Dataset entries on figures:
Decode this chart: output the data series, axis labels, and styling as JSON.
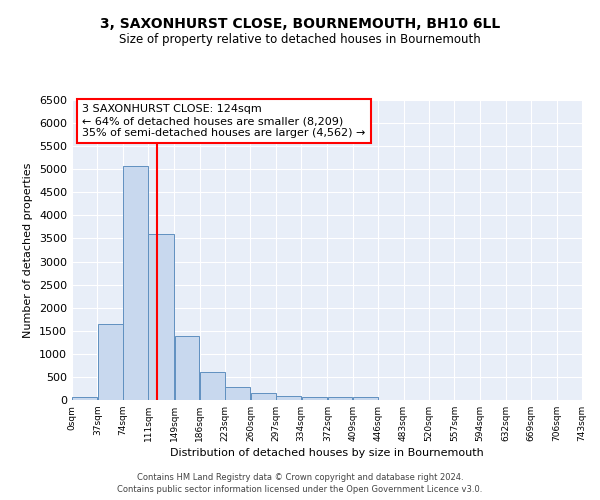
{
  "title": "3, SAXONHURST CLOSE, BOURNEMOUTH, BH10 6LL",
  "subtitle": "Size of property relative to detached houses in Bournemouth",
  "xlabel": "Distribution of detached houses by size in Bournemouth",
  "ylabel": "Number of detached properties",
  "bar_edges": [
    0,
    37,
    74,
    111,
    149,
    186,
    223,
    260,
    297,
    334,
    372,
    409,
    446,
    483,
    520,
    557,
    594,
    632,
    669,
    706,
    743
  ],
  "bar_heights": [
    75,
    1650,
    5060,
    3590,
    1390,
    600,
    290,
    150,
    80,
    60,
    55,
    60,
    0,
    0,
    0,
    0,
    0,
    0,
    0,
    0
  ],
  "bar_color": "#c8d8ee",
  "bar_edge_color": "#6090c0",
  "property_line_x": 124,
  "property_line_color": "red",
  "annotation_line1": "3 SAXONHURST CLOSE: 124sqm",
  "annotation_line2": "← 64% of detached houses are smaller (8,209)",
  "annotation_line3": "35% of semi-detached houses are larger (4,562) →",
  "annotation_box_color": "white",
  "annotation_box_edge_color": "red",
  "ylim": [
    0,
    6500
  ],
  "xlim": [
    0,
    743
  ],
  "tick_labels": [
    "0sqm",
    "37sqm",
    "74sqm",
    "111sqm",
    "149sqm",
    "186sqm",
    "223sqm",
    "260sqm",
    "297sqm",
    "334sqm",
    "372sqm",
    "409sqm",
    "446sqm",
    "483sqm",
    "520sqm",
    "557sqm",
    "594sqm",
    "632sqm",
    "669sqm",
    "706sqm",
    "743sqm"
  ],
  "yticks": [
    0,
    500,
    1000,
    1500,
    2000,
    2500,
    3000,
    3500,
    4000,
    4500,
    5000,
    5500,
    6000,
    6500
  ],
  "background_color": "#e8eef8",
  "grid_color": "#ffffff",
  "footer_line1": "Contains HM Land Registry data © Crown copyright and database right 2024.",
  "footer_line2": "Contains public sector information licensed under the Open Government Licence v3.0."
}
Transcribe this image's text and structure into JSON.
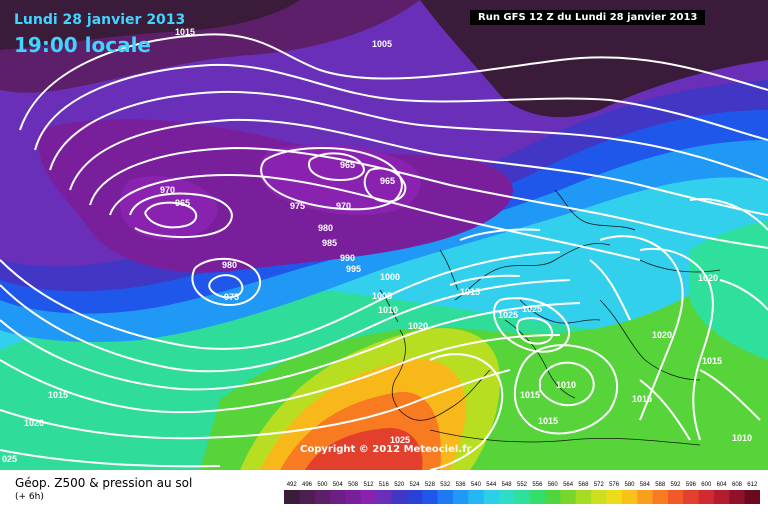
{
  "header": {
    "date": "Lundi 28 janvier 2013",
    "time": "19:00 locale",
    "run": "Run GFS 12 Z du Lundi 28 janvier 2013"
  },
  "map": {
    "copyright": "Copyright © 2012 Meteociel.fr",
    "isobar_labels": [
      "1015",
      "1005",
      "965",
      "965",
      "970",
      "965",
      "975",
      "970",
      "980",
      "985",
      "990",
      "995",
      "1000",
      "1005",
      "1010",
      "980",
      "975",
      "1015",
      "1025",
      "1025",
      "1020",
      "1020",
      "1020",
      "1015",
      "1010",
      "1015",
      "1015",
      "1015",
      "1020",
      "1025",
      "1015",
      "1010",
      "025"
    ]
  },
  "footer": {
    "title": "Géop. Z500 & pression au sol",
    "subtitle": "(+ 6h)"
  },
  "legend": {
    "labels": [
      "492",
      "496",
      "500",
      "504",
      "508",
      "512",
      "516",
      "520",
      "524",
      "528",
      "532",
      "536",
      "540",
      "544",
      "548",
      "552",
      "556",
      "560",
      "564",
      "568",
      "572",
      "576",
      "580",
      "584",
      "588",
      "592",
      "596",
      "600",
      "604",
      "608",
      "612"
    ],
    "colors": [
      "#3a1c3a",
      "#4d1f50",
      "#5d1f6a",
      "#6b1f84",
      "#7a1f9c",
      "#8a22b0",
      "#6a2fb8",
      "#4236c4",
      "#2a41d8",
      "#1e57ea",
      "#1e79f2",
      "#1f98f6",
      "#24b6f2",
      "#2ccfe6",
      "#2fdcc8",
      "#2fe09c",
      "#34de6c",
      "#4ed63e",
      "#78d62a",
      "#a6dc24",
      "#ccdf1f",
      "#eedc1a",
      "#f8c21a",
      "#fa9f1d",
      "#f87b22",
      "#f05a26",
      "#e2402c",
      "#d02b30",
      "#b31c30",
      "#8f1228",
      "#6b0a1e"
    ]
  }
}
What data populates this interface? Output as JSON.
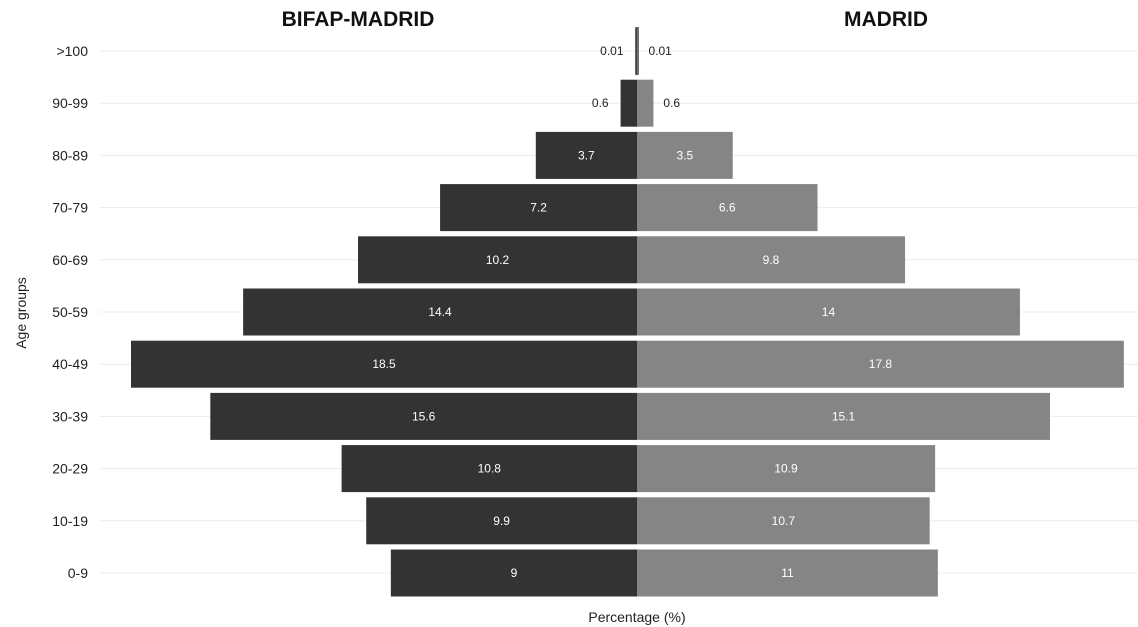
{
  "chart_data": {
    "type": "bar",
    "orientation": "horizontal-pyramid",
    "categories": [
      ">100",
      "90-99",
      "80-89",
      "70-79",
      "60-69",
      "50-59",
      "40-49",
      "30-39",
      "20-29",
      "10-19",
      "0-9"
    ],
    "series": [
      {
        "name": "BIFAP-MADRID",
        "side": "left",
        "color": "#333333",
        "values": [
          0.01,
          0.6,
          3.7,
          7.2,
          10.2,
          14.4,
          18.5,
          15.6,
          10.8,
          9.9,
          9
        ],
        "labels": [
          "0.01",
          "0.6",
          "3.7",
          "7.2",
          "10.2",
          "14.4",
          "18.5",
          "15.6",
          "10.8",
          "9.9",
          "9"
        ]
      },
      {
        "name": "MADRID",
        "side": "right",
        "color": "#858585",
        "values": [
          0.01,
          0.6,
          3.5,
          6.6,
          9.8,
          14,
          17.8,
          15.1,
          10.9,
          10.7,
          11
        ],
        "labels": [
          "0.01",
          "0.6",
          "3.5",
          "6.6",
          "9.8",
          "14",
          "17.8",
          "15.1",
          "10.9",
          "10.7",
          "11"
        ]
      }
    ],
    "xlabel": "Percentage (%)",
    "ylabel": "Age groups",
    "xlim": [
      0,
      18.5
    ],
    "grid": "horizontal",
    "legend": "none"
  }
}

» **Set task**
Report how many lines in the listing include the word "SAXONHURST". Give nothing but the count.

» **Task response**
2